• **提示テキスト**:
▼

ドルビー・ジャパンは、スタジオジブリ作品『君たちはどう生きるか』がドルビーシネマで公開されたことを受け、その採用経緯についての発表会を開催した。

 宮﨑 駿監督の最新作『君たちはどう生きるか』は7月14日に公開され、現在も大ヒットを続けている。この作品は5.1chや7.1chに加えて、ドルビーシネマ、ドルビーアトモス、IMAX、DTS:Xでも公開されていることも映画ファンにとっては注目ポイントだ。今回はその中でドルビーシネマにフォーカスし、スタジオジブリがなぜこのフォーマットを採用したのかについての解説が行われた。

 ちなみにドルビーシネマとは、HDR(ハイダイナミックレンジ)映像のドルビービジョンと、3D立体音響(イマーシブオーディオ)のドルビーアトモスを採用、それらのフォーマットに対応し、かつ理想的な環境を備えた劇場で上映することで作品の魅力を引き出そうという方式だ。

 ドルビービジョンは従来方式に比べてより広い輝度ダイナミックレンジを備え、さらに広色域や鮮明な色彩再現も可能。ドルビーアトモスは従来の5.1chや7.1chに加えて、天井にトップスピーカーを配置することで包まれるような音場が楽しめる。

▲

• **提供データ**:
▼

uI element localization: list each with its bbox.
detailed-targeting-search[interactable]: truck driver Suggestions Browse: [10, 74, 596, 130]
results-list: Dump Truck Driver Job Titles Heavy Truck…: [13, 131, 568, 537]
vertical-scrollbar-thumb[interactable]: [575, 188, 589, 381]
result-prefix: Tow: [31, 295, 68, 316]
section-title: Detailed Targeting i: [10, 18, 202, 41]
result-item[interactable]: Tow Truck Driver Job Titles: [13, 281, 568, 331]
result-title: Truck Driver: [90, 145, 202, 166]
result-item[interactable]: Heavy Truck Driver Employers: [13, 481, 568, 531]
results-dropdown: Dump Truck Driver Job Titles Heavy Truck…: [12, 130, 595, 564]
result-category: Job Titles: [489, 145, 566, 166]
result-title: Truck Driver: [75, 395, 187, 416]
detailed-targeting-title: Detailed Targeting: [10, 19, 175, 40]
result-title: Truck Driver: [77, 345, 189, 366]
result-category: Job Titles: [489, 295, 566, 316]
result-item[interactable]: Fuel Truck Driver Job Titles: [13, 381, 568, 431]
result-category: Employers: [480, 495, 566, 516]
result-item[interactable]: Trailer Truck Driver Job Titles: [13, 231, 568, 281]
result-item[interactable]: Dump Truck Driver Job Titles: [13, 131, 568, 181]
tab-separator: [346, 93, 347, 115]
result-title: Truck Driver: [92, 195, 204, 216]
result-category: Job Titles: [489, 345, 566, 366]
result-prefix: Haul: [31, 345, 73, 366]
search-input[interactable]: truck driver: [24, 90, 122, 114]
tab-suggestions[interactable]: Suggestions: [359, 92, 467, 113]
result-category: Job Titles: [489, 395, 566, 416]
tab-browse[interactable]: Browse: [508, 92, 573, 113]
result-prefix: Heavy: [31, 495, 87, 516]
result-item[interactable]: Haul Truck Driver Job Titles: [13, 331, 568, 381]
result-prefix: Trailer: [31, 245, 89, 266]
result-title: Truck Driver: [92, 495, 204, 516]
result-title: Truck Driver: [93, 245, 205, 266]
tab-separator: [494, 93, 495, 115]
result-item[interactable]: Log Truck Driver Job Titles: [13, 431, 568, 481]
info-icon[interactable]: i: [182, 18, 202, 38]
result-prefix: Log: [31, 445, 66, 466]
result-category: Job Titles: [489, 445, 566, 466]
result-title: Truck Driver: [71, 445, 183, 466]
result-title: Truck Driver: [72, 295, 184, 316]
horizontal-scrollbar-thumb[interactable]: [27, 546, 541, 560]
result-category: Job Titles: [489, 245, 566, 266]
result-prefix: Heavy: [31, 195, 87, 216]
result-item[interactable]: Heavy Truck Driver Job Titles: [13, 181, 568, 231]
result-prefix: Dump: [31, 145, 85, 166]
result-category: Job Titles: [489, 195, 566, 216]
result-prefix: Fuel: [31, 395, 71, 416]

▲

• **指示 A**:
提示テキストをもとに、次の問いに答えてください。
(i) 『君たちはどう生きるか』が公開されたのは何月何日ですか。
(ii) ドルビーシネマで採用されている3D立体音響のフォーマットは何ですか。
(iii) ドルビーアトモスでは、天井に何を配置しますか。
• **指示 B**: エントリの冒頭から「section-title: Detailed Targeting」を含む行までを、一字一句変えずに書き写してください。
エントリは提示テキストの内容とは関係ありません。

• **解答 A**:
(i) 7月14日
(ii) ドルビーアトモス
(iii) トップスピーカー

• **解答 B**:
uI element localization: list each with its bbox.
detailed-targeting-search[interactable]: truck driver Suggestions Browse: [10, 74, 596, 130]
results-list: Dump Truck Driver Job Titles Heavy Truck…: [13, 131, 568, 537]
vertical-scrollbar-thumb[interactable]: [575, 188, 589, 381]
result-prefix: Tow: [31, 295, 68, 316]
section-title: Detailed Targeting i: [10, 18, 202, 41]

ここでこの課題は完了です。